▶ PROBLEM REQUIREMENTS
Every entry must be duplicated precisely as written.

--- begin DATA ENTRIES ---

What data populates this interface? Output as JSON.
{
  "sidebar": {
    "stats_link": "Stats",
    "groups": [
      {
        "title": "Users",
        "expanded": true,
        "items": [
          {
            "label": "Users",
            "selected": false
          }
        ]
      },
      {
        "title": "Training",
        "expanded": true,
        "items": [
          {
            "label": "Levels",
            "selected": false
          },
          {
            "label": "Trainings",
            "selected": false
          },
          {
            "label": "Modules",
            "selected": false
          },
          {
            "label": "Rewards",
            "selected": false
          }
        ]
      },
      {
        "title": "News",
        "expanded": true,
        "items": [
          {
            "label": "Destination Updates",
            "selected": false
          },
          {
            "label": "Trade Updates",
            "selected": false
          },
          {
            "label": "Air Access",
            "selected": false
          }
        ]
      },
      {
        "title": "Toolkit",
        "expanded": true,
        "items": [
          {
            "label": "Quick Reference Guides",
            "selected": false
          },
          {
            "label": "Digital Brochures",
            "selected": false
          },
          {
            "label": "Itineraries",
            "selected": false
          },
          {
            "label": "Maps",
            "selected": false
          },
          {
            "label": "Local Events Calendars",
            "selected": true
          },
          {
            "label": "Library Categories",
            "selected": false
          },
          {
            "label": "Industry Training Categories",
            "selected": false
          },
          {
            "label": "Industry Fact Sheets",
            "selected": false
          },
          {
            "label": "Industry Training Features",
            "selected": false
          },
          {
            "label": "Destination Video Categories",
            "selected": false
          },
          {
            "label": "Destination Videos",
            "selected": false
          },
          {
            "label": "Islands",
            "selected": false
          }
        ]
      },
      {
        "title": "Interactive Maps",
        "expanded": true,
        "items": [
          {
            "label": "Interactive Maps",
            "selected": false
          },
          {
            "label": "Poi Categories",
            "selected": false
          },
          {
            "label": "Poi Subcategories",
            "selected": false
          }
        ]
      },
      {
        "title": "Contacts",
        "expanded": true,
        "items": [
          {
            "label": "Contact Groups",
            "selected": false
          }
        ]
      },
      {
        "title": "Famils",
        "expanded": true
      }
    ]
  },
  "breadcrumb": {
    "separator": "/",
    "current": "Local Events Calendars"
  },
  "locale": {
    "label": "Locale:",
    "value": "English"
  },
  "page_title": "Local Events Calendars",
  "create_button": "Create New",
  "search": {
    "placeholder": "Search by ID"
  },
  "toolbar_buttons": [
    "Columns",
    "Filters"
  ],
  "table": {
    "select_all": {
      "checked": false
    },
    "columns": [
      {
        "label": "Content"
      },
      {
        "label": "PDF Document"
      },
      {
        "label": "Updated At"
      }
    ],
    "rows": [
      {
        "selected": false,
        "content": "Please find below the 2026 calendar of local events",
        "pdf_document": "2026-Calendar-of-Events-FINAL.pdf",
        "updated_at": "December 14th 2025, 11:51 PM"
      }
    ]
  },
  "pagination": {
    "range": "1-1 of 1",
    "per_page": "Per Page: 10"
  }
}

--- end DATA ENTRIES ---

▶ RESPONSE BELOW
What data populates this interface? Output as JSON.
{
  "sidebar": {
    "stats_link": "Stats",
    "groups": [
      {
        "title": "Users",
        "expanded": true,
        "items": [
          {
            "label": "Users",
            "selected": false
          }
        ]
      },
      {
        "title": "Training",
        "expanded": true,
        "items": [
          {
            "label": "Levels",
            "selected": false
          },
          {
            "label": "Trainings",
            "selected": false
          },
          {
            "label": "Modules",
            "selected": false
          },
          {
            "label": "Rewards",
            "selected": false
          }
        ]
      },
      {
        "title": "News",
        "expanded": true,
        "items": [
          {
            "label": "Destination Updates",
            "selected": false
          },
          {
            "label": "Trade Updates",
            "selected": false
          },
          {
            "label": "Air Access",
            "selected": false
          }
        ]
      },
      {
        "title": "Toolkit",
        "expanded": true,
        "items": [
          {
            "label": "Quick Reference Guides",
            "selected": false
          },
          {
            "label": "Digital Brochures",
            "selected": false
          },
          {
            "label": "Itineraries",
            "selected": false
          },
          {
            "label": "Maps",
            "selected": false
          },
          {
            "label": "Local Events Calendars",
            "selected": true
          },
          {
            "label": "Library Categories",
            "selected": false
          },
          {
            "label": "Industry Training Categories",
            "selected": false
          },
          {
            "label": "Industry Fact Sheets",
            "selected": false
          },
          {
            "label": "Industry Training Features",
            "selected": false
          },
          {
            "label": "Destination Video Categories",
            "selected": false
          },
          {
            "label": "Destination Videos",
            "selected": false
          },
          {
            "label": "Islands",
            "selected": false
          }
        ]
      },
      {
        "title": "Interactive Maps",
        "expanded": true,
        "items": [
          {
            "label": "Interactive Maps",
            "selected": false
          },
          {
            "label": "Poi Categories",
            "selected": false
          },
          {
            "label": "Poi Subcategories",
            "selected": false
          }
        ]
      },
      {
        "title": "Contacts",
        "expanded": true,
        "items": [
          {
            "label": "Contact Groups",
            "selected": false
          }
        ]
      },
      {
        "title": "Famils",
        "expanded": true
      }
    ]
  },
  "breadcrumb": {
    "separator": "/",
    "current": "Local Events Calendars"
  },
  "locale": {
    "label": "Locale:",
    "value": "English"
  },
  "page_title": "Local Events Calendars",
  "create_button": "Create New",
  "search": {
    "placeholder": "Search by ID"
  },
  "toolbar_buttons": [
    "Columns",
    "Filters"
  ],
  "table": {
    "select_all": {
      "checked": false
    },
    "columns": [
      {
        "label": "Content"
      },
      {
        "label": "PDF Document"
      },
      {
        "label": "Updated At"
      }
    ],
    "rows": [
      {
        "selected": false,
        "content": "Please find below the 2026 calendar of local events",
        "pdf_document": "2026-Calendar-of-Events-FINAL.pdf",
        "updated_at": "December 14th 2025, 11:51 PM"
      }
    ]
  },
  "pagination": {
    "range": "1-1 of 1",
    "per_page": "Per Page: 10"
  }
}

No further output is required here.